Consegna: Riporta tutte le voci seguenti in una tabella Markdown con due colonne: «N.» per il numero di riga e «Voce» per il testo della riga, omettendo le righe vuote.

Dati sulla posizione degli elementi
◇ ◇ ◇ ◇ ◇

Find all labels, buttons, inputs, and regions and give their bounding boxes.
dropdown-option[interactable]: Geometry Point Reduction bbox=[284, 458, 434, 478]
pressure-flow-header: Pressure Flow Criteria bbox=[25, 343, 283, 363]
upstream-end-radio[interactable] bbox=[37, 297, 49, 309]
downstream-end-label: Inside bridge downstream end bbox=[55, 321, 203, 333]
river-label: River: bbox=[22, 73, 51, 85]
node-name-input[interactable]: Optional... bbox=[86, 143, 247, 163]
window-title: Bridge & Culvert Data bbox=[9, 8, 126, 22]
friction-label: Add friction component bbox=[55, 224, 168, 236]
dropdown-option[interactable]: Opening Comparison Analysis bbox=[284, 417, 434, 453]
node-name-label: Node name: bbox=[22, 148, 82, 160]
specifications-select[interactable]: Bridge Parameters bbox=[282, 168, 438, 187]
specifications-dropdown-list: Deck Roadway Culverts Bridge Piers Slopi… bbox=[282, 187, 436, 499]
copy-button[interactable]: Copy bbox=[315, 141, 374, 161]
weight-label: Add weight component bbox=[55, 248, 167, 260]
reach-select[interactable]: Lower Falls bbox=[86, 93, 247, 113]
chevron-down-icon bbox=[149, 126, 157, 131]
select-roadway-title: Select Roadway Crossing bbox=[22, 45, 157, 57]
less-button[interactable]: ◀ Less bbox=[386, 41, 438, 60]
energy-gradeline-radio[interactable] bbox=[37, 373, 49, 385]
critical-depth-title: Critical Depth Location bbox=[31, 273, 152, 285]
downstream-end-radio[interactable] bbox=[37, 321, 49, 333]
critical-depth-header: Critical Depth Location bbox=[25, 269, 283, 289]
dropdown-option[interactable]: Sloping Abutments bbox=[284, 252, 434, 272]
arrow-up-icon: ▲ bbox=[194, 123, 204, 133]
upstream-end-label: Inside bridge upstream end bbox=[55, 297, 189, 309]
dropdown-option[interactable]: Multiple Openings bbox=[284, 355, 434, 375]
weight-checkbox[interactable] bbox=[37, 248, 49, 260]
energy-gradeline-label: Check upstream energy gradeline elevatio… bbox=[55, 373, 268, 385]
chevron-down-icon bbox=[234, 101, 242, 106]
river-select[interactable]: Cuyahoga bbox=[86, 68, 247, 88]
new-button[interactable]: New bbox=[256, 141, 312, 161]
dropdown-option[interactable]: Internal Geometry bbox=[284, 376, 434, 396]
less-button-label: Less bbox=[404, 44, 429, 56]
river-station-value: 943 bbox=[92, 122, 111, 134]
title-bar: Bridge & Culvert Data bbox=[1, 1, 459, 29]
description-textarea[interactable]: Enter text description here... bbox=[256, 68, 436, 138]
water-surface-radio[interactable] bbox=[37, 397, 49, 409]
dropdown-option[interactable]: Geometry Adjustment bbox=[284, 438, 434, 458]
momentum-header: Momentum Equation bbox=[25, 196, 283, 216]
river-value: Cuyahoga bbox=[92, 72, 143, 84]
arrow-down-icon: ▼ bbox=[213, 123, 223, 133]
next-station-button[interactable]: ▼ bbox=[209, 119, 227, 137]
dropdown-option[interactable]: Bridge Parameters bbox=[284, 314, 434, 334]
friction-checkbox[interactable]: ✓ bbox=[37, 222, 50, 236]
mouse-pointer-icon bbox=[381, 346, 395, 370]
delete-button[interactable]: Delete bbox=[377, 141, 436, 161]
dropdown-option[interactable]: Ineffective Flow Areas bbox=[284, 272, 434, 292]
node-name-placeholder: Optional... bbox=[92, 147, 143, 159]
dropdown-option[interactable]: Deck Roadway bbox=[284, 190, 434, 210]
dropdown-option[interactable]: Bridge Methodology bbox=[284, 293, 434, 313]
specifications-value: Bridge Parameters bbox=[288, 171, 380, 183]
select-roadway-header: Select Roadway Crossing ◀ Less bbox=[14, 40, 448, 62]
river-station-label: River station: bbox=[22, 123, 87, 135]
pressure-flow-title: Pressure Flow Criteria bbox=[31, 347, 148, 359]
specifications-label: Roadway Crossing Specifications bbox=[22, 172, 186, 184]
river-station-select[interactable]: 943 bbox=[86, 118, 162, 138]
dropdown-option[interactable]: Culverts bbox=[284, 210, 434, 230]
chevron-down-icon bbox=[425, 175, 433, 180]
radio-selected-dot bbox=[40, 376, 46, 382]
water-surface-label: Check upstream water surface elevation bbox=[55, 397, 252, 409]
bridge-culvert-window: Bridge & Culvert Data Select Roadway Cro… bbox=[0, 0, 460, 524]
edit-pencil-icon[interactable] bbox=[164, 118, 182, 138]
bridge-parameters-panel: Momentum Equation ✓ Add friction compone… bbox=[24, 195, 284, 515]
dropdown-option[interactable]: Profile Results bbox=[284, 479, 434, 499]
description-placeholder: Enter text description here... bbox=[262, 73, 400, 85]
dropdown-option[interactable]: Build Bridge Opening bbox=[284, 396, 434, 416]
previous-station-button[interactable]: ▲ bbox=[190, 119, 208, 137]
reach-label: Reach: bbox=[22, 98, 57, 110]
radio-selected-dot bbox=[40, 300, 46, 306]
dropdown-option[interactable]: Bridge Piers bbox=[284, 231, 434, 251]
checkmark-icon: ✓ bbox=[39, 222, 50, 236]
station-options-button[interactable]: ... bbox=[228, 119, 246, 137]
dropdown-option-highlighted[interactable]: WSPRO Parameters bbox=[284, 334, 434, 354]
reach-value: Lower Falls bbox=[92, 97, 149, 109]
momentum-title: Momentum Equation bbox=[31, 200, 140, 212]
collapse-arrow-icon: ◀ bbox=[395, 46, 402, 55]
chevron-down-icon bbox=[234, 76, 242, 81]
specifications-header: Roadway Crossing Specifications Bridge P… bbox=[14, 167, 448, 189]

◇ ◇ ◇ ◇ ◇

Soluzione:
| N. | Voce |
|---|---|
| 1 | Find all labels, buttons, inputs, and regions and give their bounding boxes. |
| 2 | dropdown-option[interactable]: Geometry Point Reduction bbox=[284, 458, 434, 478] |
| 3 | pressure-flow-header: Pressure Flow Criteria bbox=[25, 343, 283, 363] |
| 4 | upstream-end-radio[interactable] bbox=[37, 297, 49, 309] |
| 5 | downstream-end-label: Inside bridge downstream end bbox=[55, 321, 203, 333] |
| 6 | river-label: River: bbox=[22, 73, 51, 85] |
| 7 | node-name-input[interactable]: Optional... bbox=[86, 143, 247, 163] |
| 8 | window-title: Bridge & Culvert Data bbox=[9, 8, 126, 22] |
| 9 | friction-label: Add friction component bbox=[55, 224, 168, 236] |
| 10 | dropdown-option[interactable]: Opening Comparison Analysis bbox=[284, 417, 434, 453] |
| 11 | node-name-label: Node name: bbox=[22, 148, 82, 160] |
| 12 | specifications-select[interactable]: Bridge Parameters bbox=[282, 168, 438, 187] |
| 13 | specifications-dropdown-list: Deck Roadway Culverts Bridge Piers Slopi… bbox=[282, 187, 436, 499] |
| 14 | copy-button[interactable]: Copy bbox=[315, 141, 374, 161] |
| 15 | weight-label: Add weight component bbox=[55, 248, 167, 260] |
| 16 | reach-select[interactable]: Lower Falls bbox=[86, 93, 247, 113] |
| 17 | chevron-down-icon bbox=[149, 126, 157, 131] |
| 18 | select-roadway-title: Select Roadway Crossing bbox=[22, 45, 157, 57] |
| 19 | less-button[interactable]: ◀ Less bbox=[386, 41, 438, 60] |
| 20 | energy-gradeline-radio[interactable] bbox=[37, 373, 49, 385] |
| 21 | critical-depth-title: Critical Depth Location bbox=[31, 273, 152, 285] |
| 22 | downstream-end-radio[interactable] bbox=[37, 321, 49, 333] |
| 23 | critical-depth-header: Critical Depth Location bbox=[25, 269, 283, 289] |
| 24 | dropdown-option[interactable]: Sloping Abutments bbox=[284, 252, 434, 272] |
| 25 | arrow-up-icon: ▲ bbox=[194, 123, 204, 133] |
| 26 | upstream-end-label: Inside bridge upstream end bbox=[55, 297, 189, 309] |
| 27 | dropdown-option[interactable]: Multiple Openings bbox=[284, 355, 434, 375] |
| 28 | weight-checkbox[interactable] bbox=[37, 248, 49, 260] |
| 29 | energy-gradeline-label: Check upstream energy gradeline elevatio… bbox=[55, 373, 268, 385] |
| 30 | chevron-down-icon bbox=[234, 101, 242, 106] |
| 31 | river-select[interactable]: Cuyahoga bbox=[86, 68, 247, 88] |
| 32 | new-button[interactable]: New bbox=[256, 141, 312, 161] |
| 33 | dropdown-option[interactable]: Internal Geometry bbox=[284, 376, 434, 396] |
| 34 | less-button-label: Less bbox=[404, 44, 429, 56] |
| 35 | river-station-value: 943 bbox=[92, 122, 111, 134] |
| 36 | title-bar: Bridge & Culvert Data bbox=[1, 1, 459, 29] |
| 37 | description-textarea[interactable]: Enter text description here... bbox=[256, 68, 436, 138] |
| 38 | water-surface-radio[interactable] bbox=[37, 397, 49, 409] |
| 39 | dropdown-option[interactable]: Geometry Adjustment bbox=[284, 438, 434, 458] |
| 40 | momentum-header: Momentum Equation bbox=[25, 196, 283, 216] |
| 41 | river-value: Cuyahoga bbox=[92, 72, 143, 84] |
| 42 | arrow-down-icon: ▼ bbox=[213, 123, 223, 133] |
| 43 | next-station-button[interactable]: ▼ bbox=[209, 119, 227, 137] |
| 44 | dropdown-option[interactable]: Bridge Parameters bbox=[284, 314, 434, 334] |
| 45 | friction-checkbox[interactable]: ✓ bbox=[37, 222, 50, 236] |
| 46 | mouse-pointer-icon bbox=[381, 346, 395, 370] |
| 47 | delete-button[interactable]: Delete bbox=[377, 141, 436, 161] |
| 48 | dropdown-option[interactable]: Ineffective Flow Areas bbox=[284, 272, 434, 292] |
| 49 | node-name-placeholder: Optional... bbox=[92, 147, 143, 159] |
| 50 | dropdown-option[interactable]: Deck Roadway bbox=[284, 190, 434, 210] |
| 51 | dropdown-option[interactable]: Bridge Methodology bbox=[284, 293, 434, 313] |
| 52 | specifications-value: Bridge Parameters bbox=[288, 171, 380, 183] |
| 53 | select-roadway-header: Select Roadway Crossing ◀ Less bbox=[14, 40, 448, 62] |
| 54 | river-station-label: River station: bbox=[22, 123, 87, 135] |
| 55 | pressure-flow-title: Pressure Flow Criteria bbox=[31, 347, 148, 359] |
| 56 | specifications-label: Roadway Crossing Specifications bbox=[22, 172, 186, 184] |
| 57 | river-station-select[interactable]: 943 bbox=[86, 118, 162, 138] |
| 58 | dropdown-option[interactable]: Culverts bbox=[284, 210, 434, 230] |
| 59 | chevron-down-icon bbox=[425, 175, 433, 180] |
| 60 | radio-selected-dot bbox=[40, 376, 46, 382] |
| 61 | water-surface-label: Check upstream water surface elevation bbox=[55, 397, 252, 409] |
| 62 | bridge-culvert-window: Bridge & Culvert Data Select Roadway Cro… bbox=[0, 0, 460, 524] |
| 63 | edit-pencil-icon[interactable] bbox=[164, 118, 182, 138] |
| 64 | bridge-parameters-panel: Momentum Equation ✓ Add friction compone… bbox=[24, 195, 284, 515] |
| 65 | dropdown-option[interactable]: Profile Results bbox=[284, 479, 434, 499] |
| 66 | description-placeholder: Enter text description here... bbox=[262, 73, 400, 85] |
| 67 | dropdown-option[interactable]: Build Bridge Opening bbox=[284, 396, 434, 416] |
| 68 | previous-station-button[interactable]: ▲ bbox=[190, 119, 208, 137] |
| 69 | reach-label: Reach: bbox=[22, 98, 57, 110] |
| 70 | radio-selected-dot bbox=[40, 300, 46, 306] |
| 71 | dropdown-option[interactable]: Bridge Piers bbox=[284, 231, 434, 251] |
| 72 | checkmark-icon: ✓ bbox=[39, 222, 50, 236] |
| 73 | station-options-button[interactable]: ... bbox=[228, 119, 246, 137] |
| 74 | dropdown-option-highlighted[interactable]: WSPRO Parameters bbox=[284, 334, 434, 354] |
| 75 | reach-value: Lower Falls bbox=[92, 97, 149, 109] |
| 76 | momentum-title: Momentum Equation bbox=[31, 200, 140, 212] |
| 77 | collapse-arrow-icon: ◀ bbox=[395, 46, 402, 55] |
| 78 | chevron-down-icon bbox=[234, 76, 242, 81] |
| 79 | specifications-header: Roadway Crossing Specifications Bridge P… bbox=[14, 167, 448, 189] |